- Text excerpt -
Skip to content

Changelog

Unreleased

0.10.0 - 2026-04-02

Added

  • Add server_info() and domains() methods to Client and top-level API for querying server metadata and available domains
  • Add ChainedFlightReader for sequential reading across time-ordered endpoint slices, replacing MultiFlightReader for fetch requests
  • Add time parameter to find(), count(), and describe() for time-aware metadata queries against historical backends
  • Cli

    add proxy command for wrapping subprocesses in an SSH proxy

  • Cli

    add format options for publish --list

Fixed

  • BlockMuxStream: reject blocks with mismatched strides instead of silently muxing incorrect data
  • TimedQueue: allow partial-stride edge blocks for non-aligned requests
  • Channel: coerce all numeric-like dtype arguments to strings, not just numpy.dtype instances
  • Support historical streams without max_latency — no longer required for channels when streaming

Changed

  • Publisher: add validation checks for monotonically increasing timestamps and consistent block stride; improve error messages for metadata mismatches
  • Bump minimum arrakis-schema version to 0.3
  • Cli

    rename log level environment variable from LOG_LEVEL to ARRAKIS_LOG_LEVEL, default to INFO

0.9.0 - 2026-03-26

Added

  • Cli

    add table output format using rich, with a live-updating table for arrakis stream output

  • Cli

    add ability to read channels from stdin

  • Cli

    add --format option to count command

Fixed

  • TimedQueue: fix drain_until not advancing last_time, causing queue misalignment
  • TimedQueue: clear stale timeout gaps on first real data
  • TimedQueue: reset last_time when queue is drained instead of preserving old value
  • Guard pull() with ready() when reader is done in BlockMuxStream.stream()

- Required tasks -
1 – Answer these questions from the changelog:
(a) In version 0.10.0, what is the log level environment variable renamed to?
(b) What minimum arrakis-schema version does version 0.10.0 require?
(c) In version 0.9.0, which command gets a --format option?
2 – Write out the part of the changelog starting with "add ability to" and going on through "done in BlockMuxStream.stream()", word for word.

- Extracted information -
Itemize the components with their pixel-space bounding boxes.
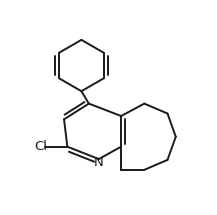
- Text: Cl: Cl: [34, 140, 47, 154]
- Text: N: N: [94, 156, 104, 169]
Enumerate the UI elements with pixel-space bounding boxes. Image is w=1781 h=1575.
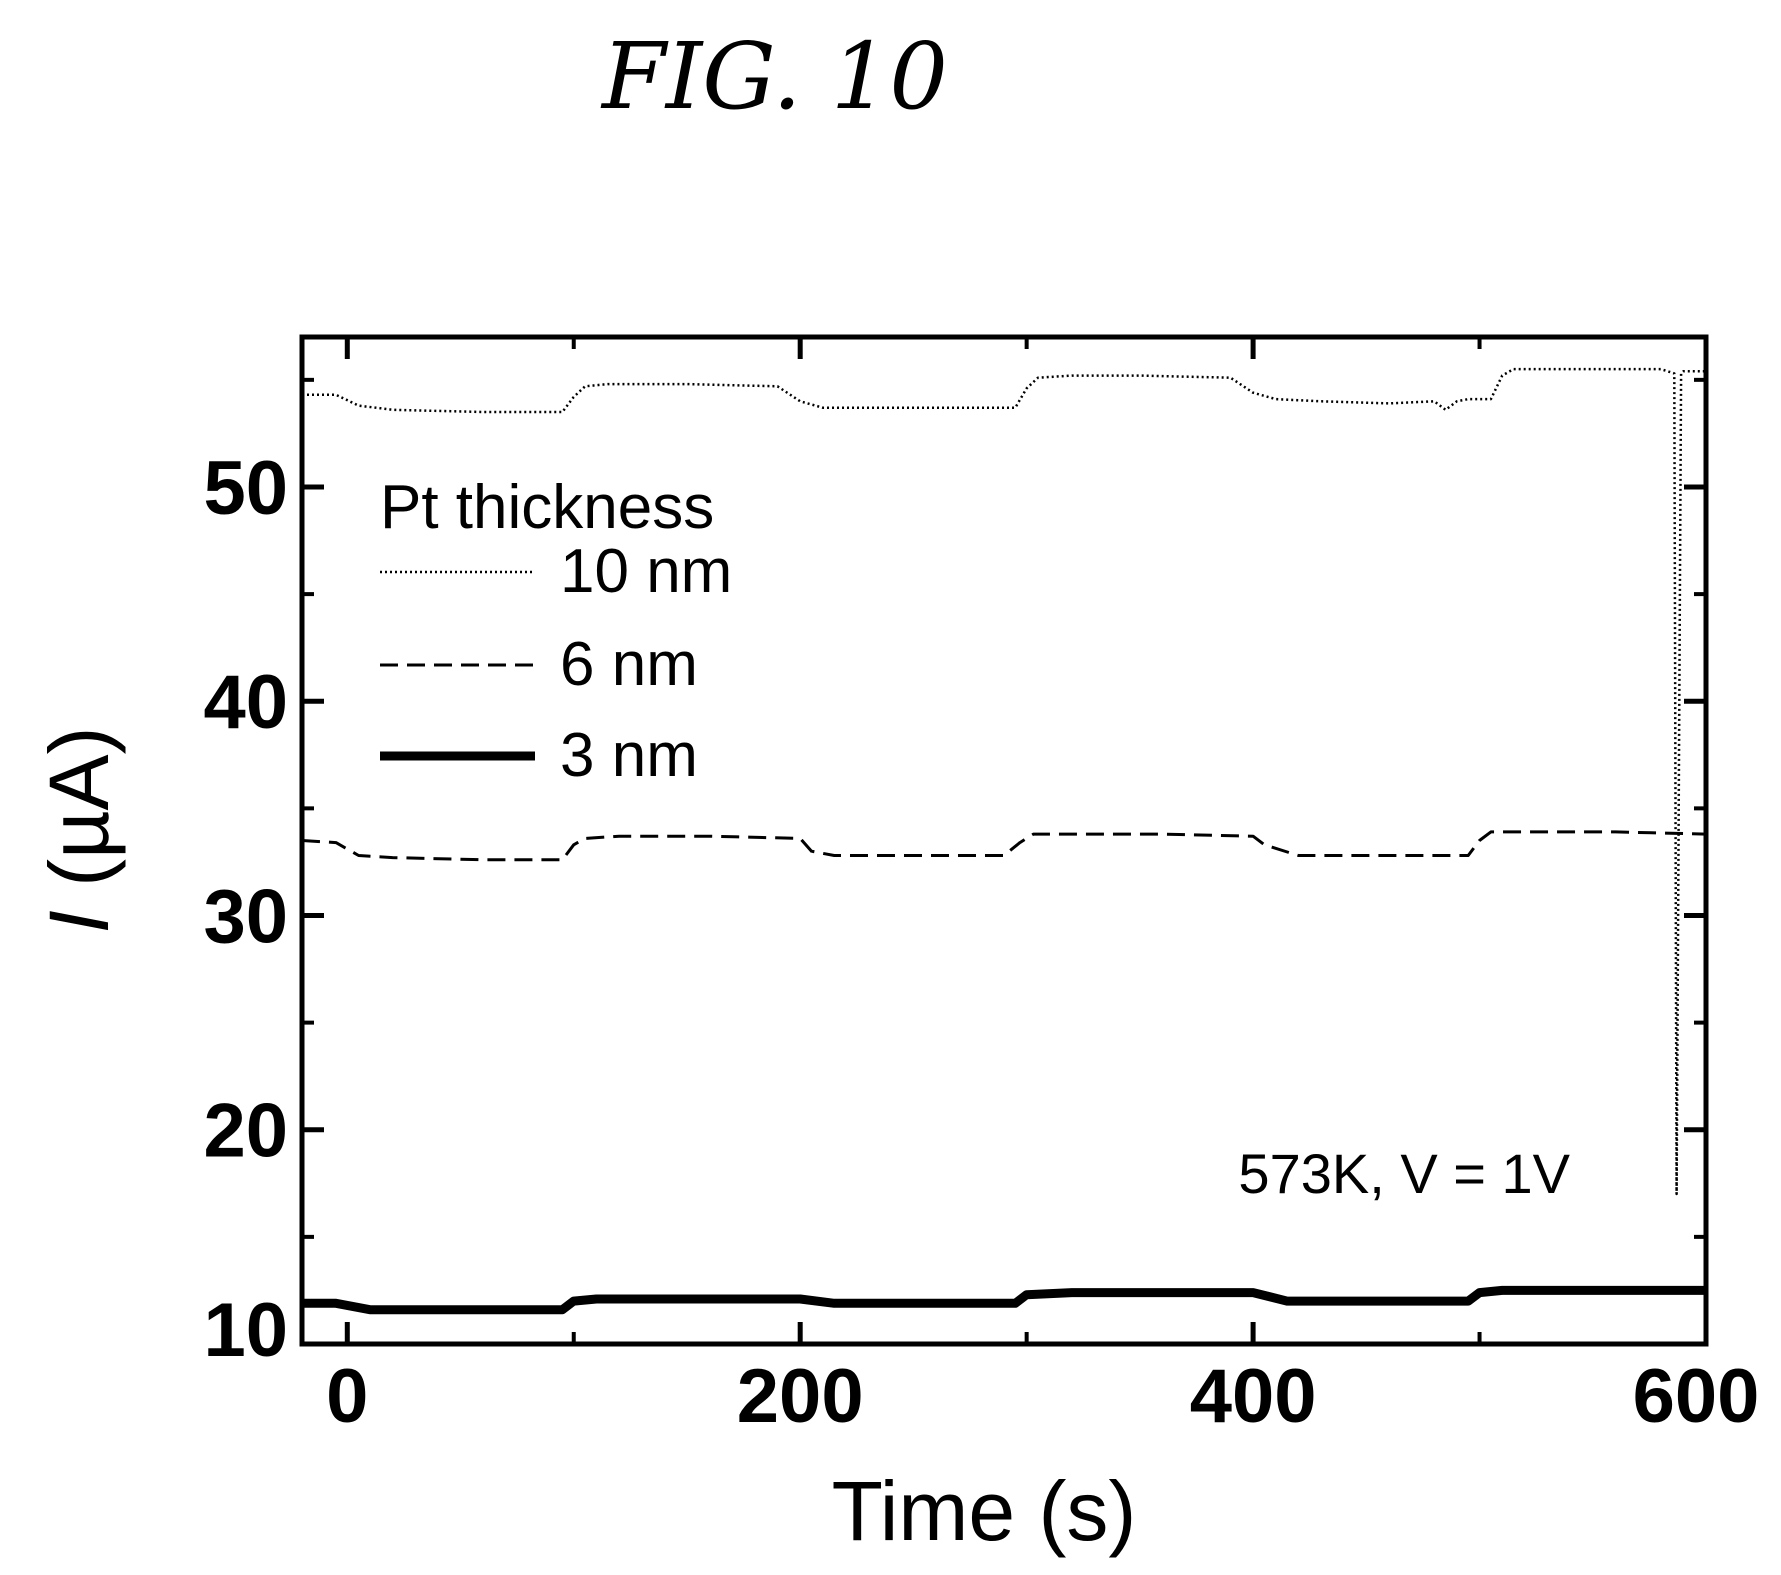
==
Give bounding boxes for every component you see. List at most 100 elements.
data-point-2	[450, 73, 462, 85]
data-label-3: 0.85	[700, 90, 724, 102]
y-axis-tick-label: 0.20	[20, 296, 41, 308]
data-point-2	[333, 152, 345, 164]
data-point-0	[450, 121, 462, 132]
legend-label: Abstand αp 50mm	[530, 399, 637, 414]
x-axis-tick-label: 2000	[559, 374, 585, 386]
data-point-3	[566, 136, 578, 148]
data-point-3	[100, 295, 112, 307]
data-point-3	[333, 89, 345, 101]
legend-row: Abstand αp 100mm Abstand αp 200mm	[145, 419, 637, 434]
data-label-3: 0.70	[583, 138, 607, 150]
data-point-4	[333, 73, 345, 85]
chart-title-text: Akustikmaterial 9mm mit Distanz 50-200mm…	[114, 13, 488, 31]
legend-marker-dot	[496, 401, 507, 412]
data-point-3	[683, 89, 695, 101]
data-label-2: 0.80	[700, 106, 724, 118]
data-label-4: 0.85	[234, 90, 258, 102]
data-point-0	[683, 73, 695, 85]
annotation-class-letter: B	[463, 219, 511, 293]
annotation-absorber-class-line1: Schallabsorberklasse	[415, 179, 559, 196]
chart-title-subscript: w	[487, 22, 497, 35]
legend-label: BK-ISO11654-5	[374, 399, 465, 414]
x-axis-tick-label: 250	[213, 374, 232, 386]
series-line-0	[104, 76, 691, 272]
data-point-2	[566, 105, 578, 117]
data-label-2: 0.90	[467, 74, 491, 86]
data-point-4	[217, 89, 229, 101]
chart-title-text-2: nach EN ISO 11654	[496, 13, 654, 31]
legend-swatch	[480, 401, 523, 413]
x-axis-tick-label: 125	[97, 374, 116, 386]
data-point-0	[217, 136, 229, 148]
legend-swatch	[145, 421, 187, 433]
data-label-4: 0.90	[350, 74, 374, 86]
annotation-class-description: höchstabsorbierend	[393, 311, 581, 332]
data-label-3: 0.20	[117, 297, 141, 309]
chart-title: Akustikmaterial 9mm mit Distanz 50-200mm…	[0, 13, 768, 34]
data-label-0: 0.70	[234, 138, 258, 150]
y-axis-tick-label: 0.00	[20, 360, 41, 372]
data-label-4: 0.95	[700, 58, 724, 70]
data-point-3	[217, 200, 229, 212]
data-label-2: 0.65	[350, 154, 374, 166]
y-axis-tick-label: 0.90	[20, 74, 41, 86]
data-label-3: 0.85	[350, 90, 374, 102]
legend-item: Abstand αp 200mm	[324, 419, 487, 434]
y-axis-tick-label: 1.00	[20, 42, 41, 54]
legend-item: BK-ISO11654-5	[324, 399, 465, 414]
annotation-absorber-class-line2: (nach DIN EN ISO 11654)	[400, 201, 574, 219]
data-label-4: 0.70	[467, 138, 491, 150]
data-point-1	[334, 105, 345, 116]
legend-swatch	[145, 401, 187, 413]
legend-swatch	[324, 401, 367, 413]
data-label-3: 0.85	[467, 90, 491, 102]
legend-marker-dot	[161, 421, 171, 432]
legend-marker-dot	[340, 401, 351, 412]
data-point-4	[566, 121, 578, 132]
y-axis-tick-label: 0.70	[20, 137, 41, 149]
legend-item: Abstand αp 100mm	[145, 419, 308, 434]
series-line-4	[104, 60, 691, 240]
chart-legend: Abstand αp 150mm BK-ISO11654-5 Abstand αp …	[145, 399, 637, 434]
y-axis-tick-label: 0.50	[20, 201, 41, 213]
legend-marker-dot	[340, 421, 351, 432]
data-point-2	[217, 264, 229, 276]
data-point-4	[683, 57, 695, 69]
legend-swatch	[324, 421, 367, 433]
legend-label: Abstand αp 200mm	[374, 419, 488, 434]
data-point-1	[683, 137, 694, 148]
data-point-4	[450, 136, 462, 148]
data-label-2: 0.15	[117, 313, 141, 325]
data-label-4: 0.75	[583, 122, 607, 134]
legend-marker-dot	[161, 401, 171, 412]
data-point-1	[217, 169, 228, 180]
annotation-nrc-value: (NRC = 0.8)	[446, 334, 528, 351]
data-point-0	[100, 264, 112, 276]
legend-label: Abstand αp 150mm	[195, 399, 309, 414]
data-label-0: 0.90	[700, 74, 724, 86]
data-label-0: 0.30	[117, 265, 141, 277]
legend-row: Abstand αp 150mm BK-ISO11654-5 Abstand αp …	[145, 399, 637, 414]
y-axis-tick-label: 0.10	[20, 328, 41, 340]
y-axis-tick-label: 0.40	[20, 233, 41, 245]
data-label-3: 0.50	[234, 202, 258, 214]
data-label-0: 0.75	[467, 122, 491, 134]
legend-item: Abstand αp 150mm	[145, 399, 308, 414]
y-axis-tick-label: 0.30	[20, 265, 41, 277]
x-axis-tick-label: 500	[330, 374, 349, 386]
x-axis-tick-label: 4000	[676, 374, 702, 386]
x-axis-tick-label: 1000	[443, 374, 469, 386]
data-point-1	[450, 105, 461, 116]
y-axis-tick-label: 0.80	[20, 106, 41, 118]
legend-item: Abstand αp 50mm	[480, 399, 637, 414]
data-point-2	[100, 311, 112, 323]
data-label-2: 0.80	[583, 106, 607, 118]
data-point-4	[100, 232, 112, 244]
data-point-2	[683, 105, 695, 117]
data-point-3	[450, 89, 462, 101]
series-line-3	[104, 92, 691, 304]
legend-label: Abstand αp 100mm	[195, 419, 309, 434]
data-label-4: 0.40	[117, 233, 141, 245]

- Per-task outputs -
1 –
(a) ARRAKIS_LOG_LEVEL
(b) 0.3
(c) The count command

2 –
add ability to read channels from stdin

  • Cli

    add --format option to count command

Fixed

  • TimedQueue: fix drain_until not advancing last_time, causing queue misalignment
  • TimedQueue: clear stale timeout gaps on first real data
  • TimedQueue: reset last_time when queue is drained instead of preserving old value
  • Guard pull() with ready() when reader is done in BlockMuxStream.stream()